All lines in which the word "mixture" occurs are to be extracted.

## begin

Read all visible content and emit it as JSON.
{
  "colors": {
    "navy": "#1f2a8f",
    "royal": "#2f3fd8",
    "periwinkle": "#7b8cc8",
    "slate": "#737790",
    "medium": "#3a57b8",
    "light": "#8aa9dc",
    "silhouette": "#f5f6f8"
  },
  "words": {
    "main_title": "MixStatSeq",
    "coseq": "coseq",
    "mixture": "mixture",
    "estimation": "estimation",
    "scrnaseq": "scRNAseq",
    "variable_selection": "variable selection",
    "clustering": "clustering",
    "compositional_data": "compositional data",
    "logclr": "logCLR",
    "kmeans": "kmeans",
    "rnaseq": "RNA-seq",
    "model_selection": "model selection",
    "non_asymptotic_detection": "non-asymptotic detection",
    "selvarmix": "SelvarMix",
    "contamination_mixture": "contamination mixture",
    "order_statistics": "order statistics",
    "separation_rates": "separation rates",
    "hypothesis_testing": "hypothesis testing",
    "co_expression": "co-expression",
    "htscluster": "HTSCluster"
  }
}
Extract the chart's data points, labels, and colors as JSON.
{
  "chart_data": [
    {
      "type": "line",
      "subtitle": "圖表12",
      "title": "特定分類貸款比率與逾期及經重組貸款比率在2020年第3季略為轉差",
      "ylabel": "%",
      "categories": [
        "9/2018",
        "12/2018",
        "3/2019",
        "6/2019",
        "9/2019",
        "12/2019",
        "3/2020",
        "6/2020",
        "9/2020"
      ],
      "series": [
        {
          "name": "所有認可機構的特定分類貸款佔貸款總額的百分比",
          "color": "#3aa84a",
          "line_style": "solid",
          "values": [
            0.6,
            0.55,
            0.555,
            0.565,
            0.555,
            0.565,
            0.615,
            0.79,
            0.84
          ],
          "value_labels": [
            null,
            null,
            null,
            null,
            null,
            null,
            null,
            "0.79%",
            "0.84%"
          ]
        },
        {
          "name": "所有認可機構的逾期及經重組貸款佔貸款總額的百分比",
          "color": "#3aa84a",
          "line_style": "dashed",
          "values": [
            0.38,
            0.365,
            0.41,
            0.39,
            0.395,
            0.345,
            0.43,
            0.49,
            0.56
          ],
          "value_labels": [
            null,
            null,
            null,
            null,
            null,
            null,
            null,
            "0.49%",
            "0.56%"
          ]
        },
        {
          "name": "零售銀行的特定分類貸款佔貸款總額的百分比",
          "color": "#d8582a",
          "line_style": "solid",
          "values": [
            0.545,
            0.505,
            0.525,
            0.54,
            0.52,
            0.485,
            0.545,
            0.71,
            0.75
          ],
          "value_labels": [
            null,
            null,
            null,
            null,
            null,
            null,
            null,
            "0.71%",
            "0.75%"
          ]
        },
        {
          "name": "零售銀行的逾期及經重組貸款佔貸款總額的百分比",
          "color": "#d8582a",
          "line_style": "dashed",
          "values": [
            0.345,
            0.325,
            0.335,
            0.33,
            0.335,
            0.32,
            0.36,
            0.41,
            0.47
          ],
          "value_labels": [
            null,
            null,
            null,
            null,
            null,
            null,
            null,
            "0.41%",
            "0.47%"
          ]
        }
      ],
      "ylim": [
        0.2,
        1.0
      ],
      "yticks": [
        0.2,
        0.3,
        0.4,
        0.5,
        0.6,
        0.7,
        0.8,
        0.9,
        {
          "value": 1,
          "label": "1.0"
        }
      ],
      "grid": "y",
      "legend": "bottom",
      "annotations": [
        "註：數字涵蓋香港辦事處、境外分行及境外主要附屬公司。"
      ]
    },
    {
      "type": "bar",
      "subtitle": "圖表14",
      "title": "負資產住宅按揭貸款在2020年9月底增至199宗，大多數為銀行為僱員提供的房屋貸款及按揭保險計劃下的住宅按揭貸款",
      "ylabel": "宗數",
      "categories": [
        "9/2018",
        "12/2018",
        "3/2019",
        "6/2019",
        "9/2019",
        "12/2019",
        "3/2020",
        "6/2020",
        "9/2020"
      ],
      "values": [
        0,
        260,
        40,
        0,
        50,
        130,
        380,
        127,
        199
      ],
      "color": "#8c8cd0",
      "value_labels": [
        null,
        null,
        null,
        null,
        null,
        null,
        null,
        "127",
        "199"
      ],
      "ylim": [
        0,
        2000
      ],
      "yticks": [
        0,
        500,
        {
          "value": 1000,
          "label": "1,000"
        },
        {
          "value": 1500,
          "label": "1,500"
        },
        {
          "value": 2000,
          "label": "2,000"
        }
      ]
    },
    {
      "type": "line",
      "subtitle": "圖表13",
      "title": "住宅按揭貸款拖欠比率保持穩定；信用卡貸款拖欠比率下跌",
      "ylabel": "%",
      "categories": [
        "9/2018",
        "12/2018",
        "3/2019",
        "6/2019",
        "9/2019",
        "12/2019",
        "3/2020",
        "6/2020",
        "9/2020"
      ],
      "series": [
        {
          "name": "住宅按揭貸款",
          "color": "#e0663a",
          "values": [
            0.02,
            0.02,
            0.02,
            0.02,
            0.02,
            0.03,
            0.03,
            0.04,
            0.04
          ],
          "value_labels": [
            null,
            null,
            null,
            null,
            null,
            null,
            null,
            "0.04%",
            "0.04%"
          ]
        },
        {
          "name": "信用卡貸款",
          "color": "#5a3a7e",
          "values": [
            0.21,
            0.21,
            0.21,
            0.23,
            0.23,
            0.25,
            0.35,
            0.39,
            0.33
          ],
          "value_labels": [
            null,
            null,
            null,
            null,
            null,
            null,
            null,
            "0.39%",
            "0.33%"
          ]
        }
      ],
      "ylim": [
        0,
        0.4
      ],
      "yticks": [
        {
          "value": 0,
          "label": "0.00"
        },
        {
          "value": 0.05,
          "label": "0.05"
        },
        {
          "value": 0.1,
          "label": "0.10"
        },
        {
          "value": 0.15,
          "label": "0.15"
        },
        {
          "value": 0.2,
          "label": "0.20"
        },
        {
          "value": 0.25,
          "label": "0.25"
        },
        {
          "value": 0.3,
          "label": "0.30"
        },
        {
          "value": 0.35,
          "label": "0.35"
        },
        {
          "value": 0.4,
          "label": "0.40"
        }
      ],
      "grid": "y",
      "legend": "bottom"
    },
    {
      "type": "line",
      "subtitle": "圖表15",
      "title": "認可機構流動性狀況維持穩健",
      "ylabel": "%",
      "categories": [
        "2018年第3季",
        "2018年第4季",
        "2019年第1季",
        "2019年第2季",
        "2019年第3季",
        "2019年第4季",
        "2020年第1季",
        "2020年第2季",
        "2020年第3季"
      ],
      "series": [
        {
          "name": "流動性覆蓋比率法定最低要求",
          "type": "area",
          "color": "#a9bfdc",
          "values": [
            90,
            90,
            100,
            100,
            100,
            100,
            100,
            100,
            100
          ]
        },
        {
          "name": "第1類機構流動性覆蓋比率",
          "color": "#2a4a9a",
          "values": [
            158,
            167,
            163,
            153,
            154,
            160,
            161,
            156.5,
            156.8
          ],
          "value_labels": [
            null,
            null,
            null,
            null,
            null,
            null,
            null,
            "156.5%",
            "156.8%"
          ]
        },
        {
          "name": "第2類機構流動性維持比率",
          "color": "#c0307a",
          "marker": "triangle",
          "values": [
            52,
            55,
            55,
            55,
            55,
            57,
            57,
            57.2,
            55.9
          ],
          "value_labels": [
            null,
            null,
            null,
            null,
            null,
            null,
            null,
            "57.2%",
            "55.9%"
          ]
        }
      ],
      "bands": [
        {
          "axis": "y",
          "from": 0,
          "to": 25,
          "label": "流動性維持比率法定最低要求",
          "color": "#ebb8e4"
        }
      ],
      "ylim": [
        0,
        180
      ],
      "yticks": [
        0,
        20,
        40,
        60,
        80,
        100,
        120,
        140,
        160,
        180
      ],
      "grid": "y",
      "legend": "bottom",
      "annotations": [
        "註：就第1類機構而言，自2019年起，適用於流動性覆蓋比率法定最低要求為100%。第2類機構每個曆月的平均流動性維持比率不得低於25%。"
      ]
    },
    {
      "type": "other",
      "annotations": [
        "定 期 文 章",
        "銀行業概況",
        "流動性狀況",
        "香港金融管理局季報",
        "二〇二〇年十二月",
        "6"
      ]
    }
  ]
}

## end

Correct response ->
    "mixture": "mixture",
    "contamination_mixture": "contamination mixture",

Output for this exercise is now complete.